## MATERIAL FOR THIS TASK
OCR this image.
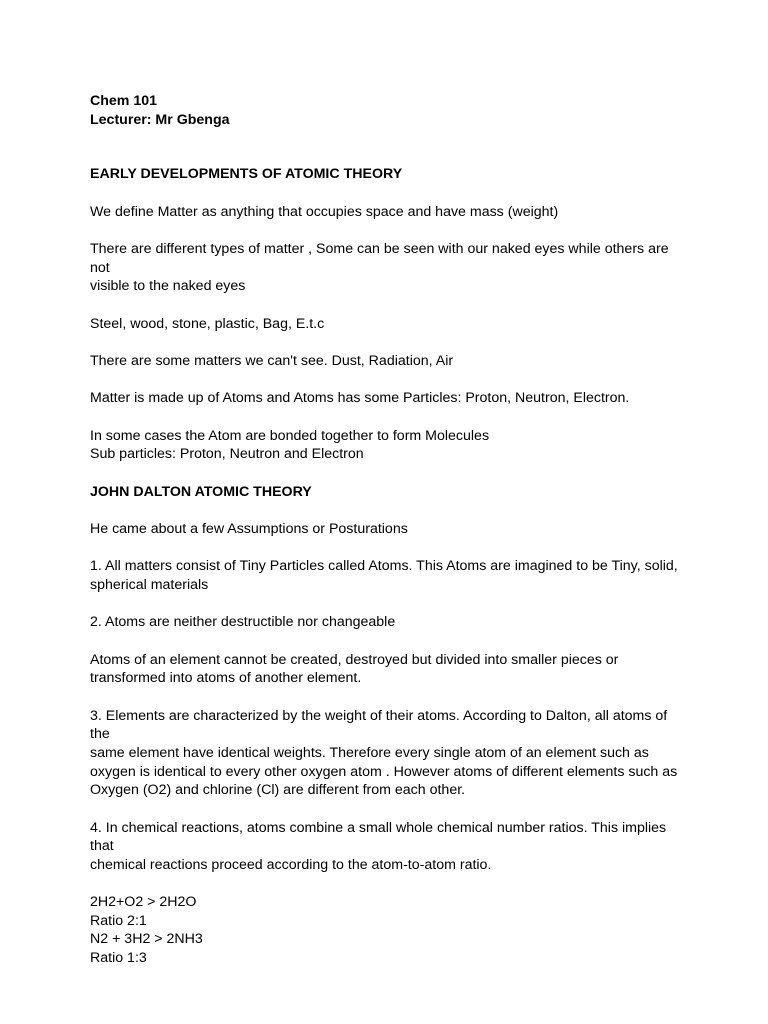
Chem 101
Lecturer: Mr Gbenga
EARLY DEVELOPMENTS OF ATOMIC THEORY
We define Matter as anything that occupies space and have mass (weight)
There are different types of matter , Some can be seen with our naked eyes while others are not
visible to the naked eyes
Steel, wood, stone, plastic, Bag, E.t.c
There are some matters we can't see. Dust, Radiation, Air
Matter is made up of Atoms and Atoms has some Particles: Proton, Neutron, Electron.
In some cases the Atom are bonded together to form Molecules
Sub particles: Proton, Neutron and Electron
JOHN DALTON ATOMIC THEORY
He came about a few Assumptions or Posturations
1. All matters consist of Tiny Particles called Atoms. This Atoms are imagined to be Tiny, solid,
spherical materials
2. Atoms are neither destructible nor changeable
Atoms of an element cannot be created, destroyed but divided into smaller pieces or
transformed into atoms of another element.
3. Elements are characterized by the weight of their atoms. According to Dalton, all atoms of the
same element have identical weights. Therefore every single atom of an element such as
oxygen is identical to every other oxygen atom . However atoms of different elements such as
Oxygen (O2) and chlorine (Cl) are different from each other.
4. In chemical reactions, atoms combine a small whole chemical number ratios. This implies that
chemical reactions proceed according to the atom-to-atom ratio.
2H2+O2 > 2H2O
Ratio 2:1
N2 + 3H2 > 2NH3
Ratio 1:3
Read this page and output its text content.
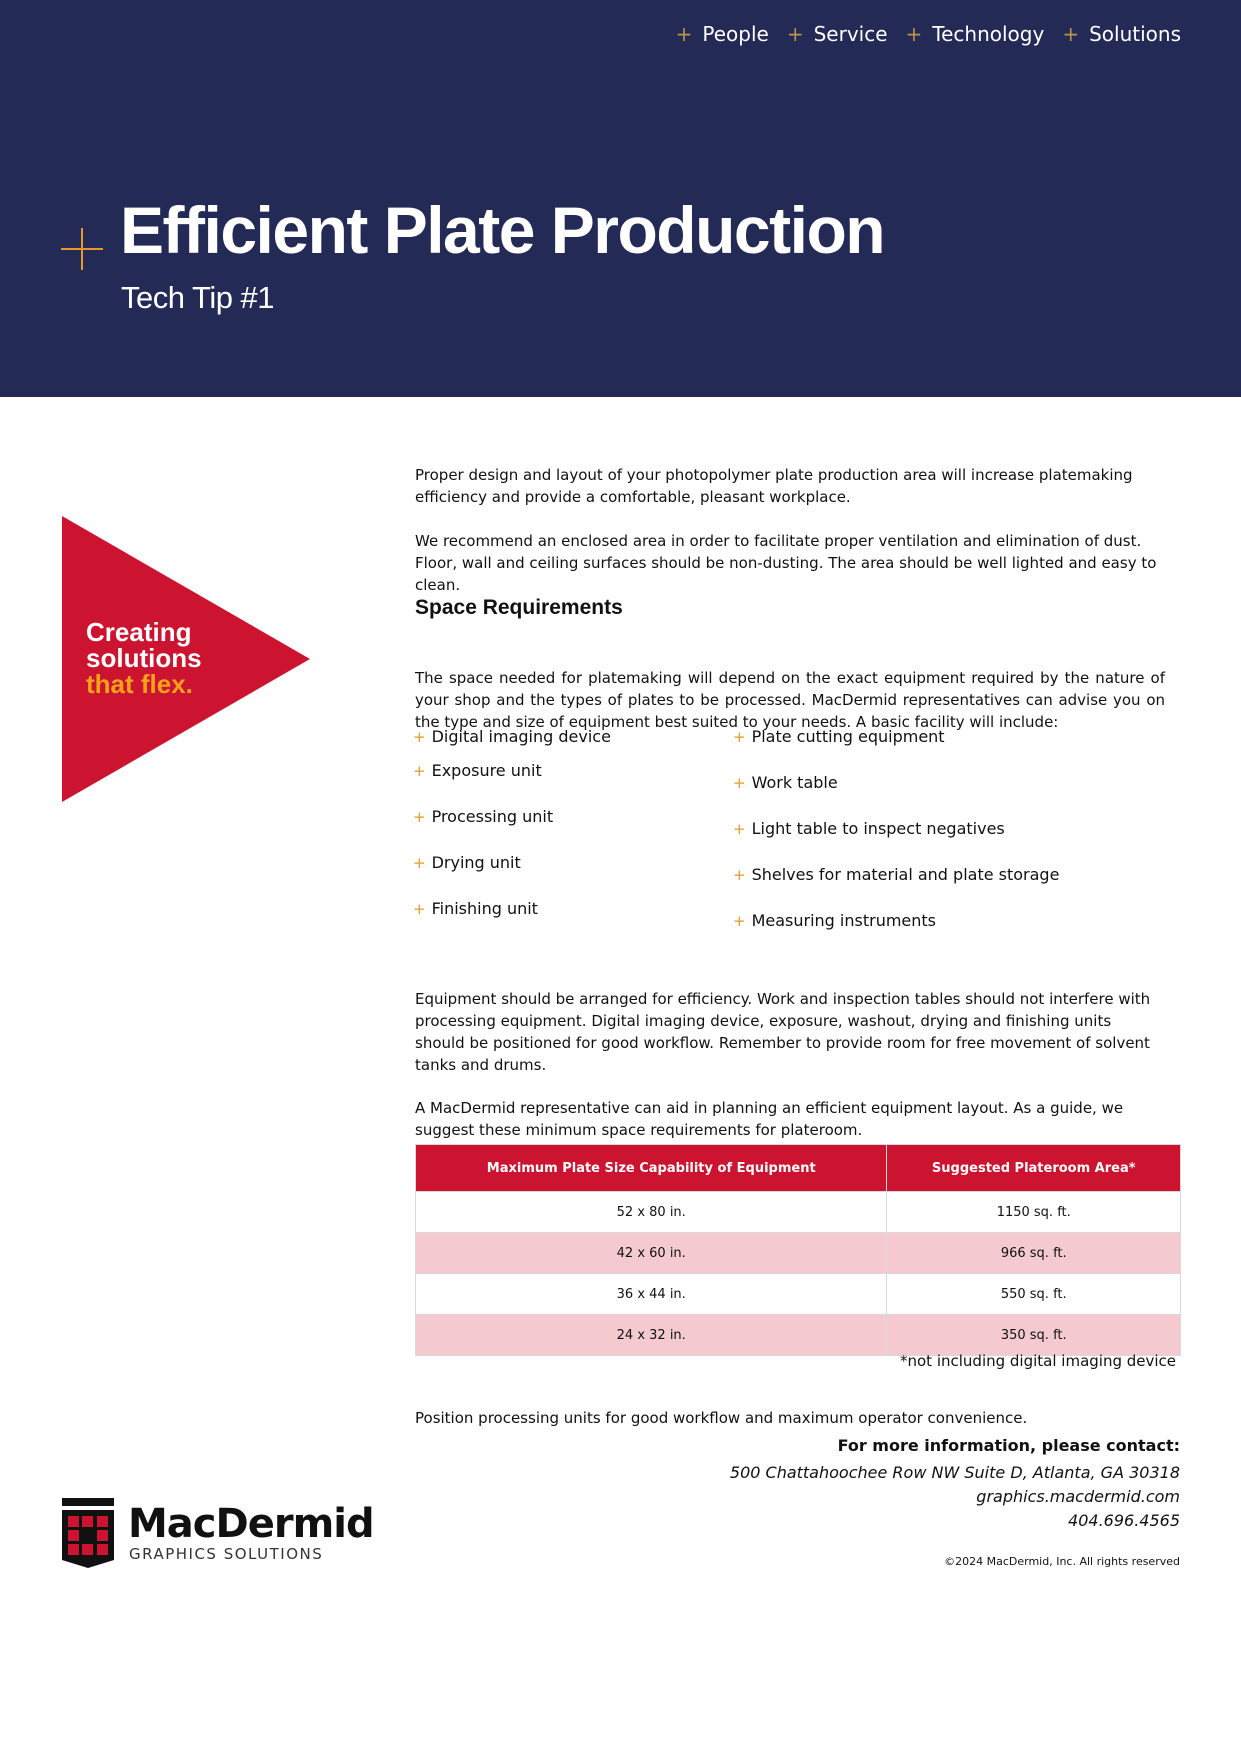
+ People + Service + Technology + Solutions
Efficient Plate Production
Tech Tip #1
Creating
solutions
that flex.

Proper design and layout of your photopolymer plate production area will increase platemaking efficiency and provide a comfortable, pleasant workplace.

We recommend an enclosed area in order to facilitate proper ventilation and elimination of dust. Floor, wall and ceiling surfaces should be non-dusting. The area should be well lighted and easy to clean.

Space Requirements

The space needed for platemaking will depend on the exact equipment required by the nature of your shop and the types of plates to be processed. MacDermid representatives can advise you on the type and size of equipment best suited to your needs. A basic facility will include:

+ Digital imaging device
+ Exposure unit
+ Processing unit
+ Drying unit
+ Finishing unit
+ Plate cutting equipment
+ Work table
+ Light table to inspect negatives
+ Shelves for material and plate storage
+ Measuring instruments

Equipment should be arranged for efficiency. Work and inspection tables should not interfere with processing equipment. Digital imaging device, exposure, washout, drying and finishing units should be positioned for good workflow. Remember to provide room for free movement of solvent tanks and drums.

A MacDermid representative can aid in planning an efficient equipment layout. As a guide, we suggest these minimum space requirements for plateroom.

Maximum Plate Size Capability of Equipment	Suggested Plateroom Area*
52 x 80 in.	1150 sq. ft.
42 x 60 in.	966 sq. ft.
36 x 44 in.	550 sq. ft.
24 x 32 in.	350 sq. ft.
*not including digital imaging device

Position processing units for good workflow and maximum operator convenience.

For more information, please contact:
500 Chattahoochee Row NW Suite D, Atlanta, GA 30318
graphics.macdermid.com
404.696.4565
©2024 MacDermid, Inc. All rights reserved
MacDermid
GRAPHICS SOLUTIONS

## WHAT TO DO
Working from the material above, transcribe it exactly while omitting pictures.

## SOLUTION
OCR this image.
Chem 101
Lecturer: Mr Gbenga
EARLY DEVELOPMENTS OF ATOMIC THEORY
We define Matter as anything that occupies space and have mass (weight)
There are different types of matter , Some can be seen with our naked eyes while others are not
visible to the naked eyes
Steel, wood, stone, plastic, Bag, E.t.c
There are some matters we can't see. Dust, Radiation, Air
Matter is made up of Atoms and Atoms has some Particles: Proton, Neutron, Electron.
In some cases the Atom are bonded together to form Molecules
Sub particles: Proton, Neutron and Electron
JOHN DALTON ATOMIC THEORY
He came about a few Assumptions or Posturations
1. All matters consist of Tiny Particles called Atoms. This Atoms are imagined to be Tiny, solid,
spherical materials
2. Atoms are neither destructible nor changeable
Atoms of an element cannot be created, destroyed but divided into smaller pieces or
transformed into atoms of another element.
3. Elements are characterized by the weight of their atoms. According to Dalton, all atoms of the
same element have identical weights. Therefore every single atom of an element such as
oxygen is identical to every other oxygen atom . However atoms of different elements such as
Oxygen (O2) and chlorine (Cl) are different from each other.
4. In chemical reactions, atoms combine a small whole chemical number ratios. This implies that
chemical reactions proceed according to the atom-to-atom ratio.
2H2+O2 > 2H2O
Ratio 2:1
N2 + 3H2 > 2NH3
Ratio 1:3
Read this page and output its text content.
+ People + Service + Technology + Solutions
Efficient Plate Production
Tech Tip #1
Creating
solutions
that flex.

Proper design and layout of your photopolymer plate production area will increase platemaking efficiency and provide a comfortable, pleasant workplace.

We recommend an enclosed area in order to facilitate proper ventilation and elimination of dust. Floor, wall and ceiling surfaces should be non-dusting. The area should be well lighted and easy to clean.

Space Requirements

The space needed for platemaking will depend on the exact equipment required by the nature of your shop and the types of plates to be processed. MacDermid representatives can advise you on the type and size of equipment best suited to your needs. A basic facility will include:

+ Digital imaging device
+ Exposure unit
+ Processing unit
+ Drying unit
+ Finishing unit
+ Plate cutting equipment
+ Work table
+ Light table to inspect negatives
+ Shelves for material and plate storage
+ Measuring instruments

Equipment should be arranged for efficiency. Work and inspection tables should not interfere with processing equipment. Digital imaging device, exposure, washout, drying and finishing units should be positioned for good workflow. Remember to provide room for free movement of solvent tanks and drums.

A MacDermid representative can aid in planning an efficient equipment layout. As a guide, we suggest these minimum space requirements for plateroom.

Maximum Plate Size Capability of Equipment	Suggested Plateroom Area*
52 x 80 in.	1150 sq. ft.
42 x 60 in.	966 sq. ft.
36 x 44 in.	550 sq. ft.
24 x 32 in.	350 sq. ft.
*not including digital imaging device

Position processing units for good workflow and maximum operator convenience.

For more information, please contact:
500 Chattahoochee Row NW Suite D, Atlanta, GA 30318
graphics.macdermid.com
404.696.4565
©2024 MacDermid, Inc. All rights reserved
MacDermid
GRAPHICS SOLUTIONS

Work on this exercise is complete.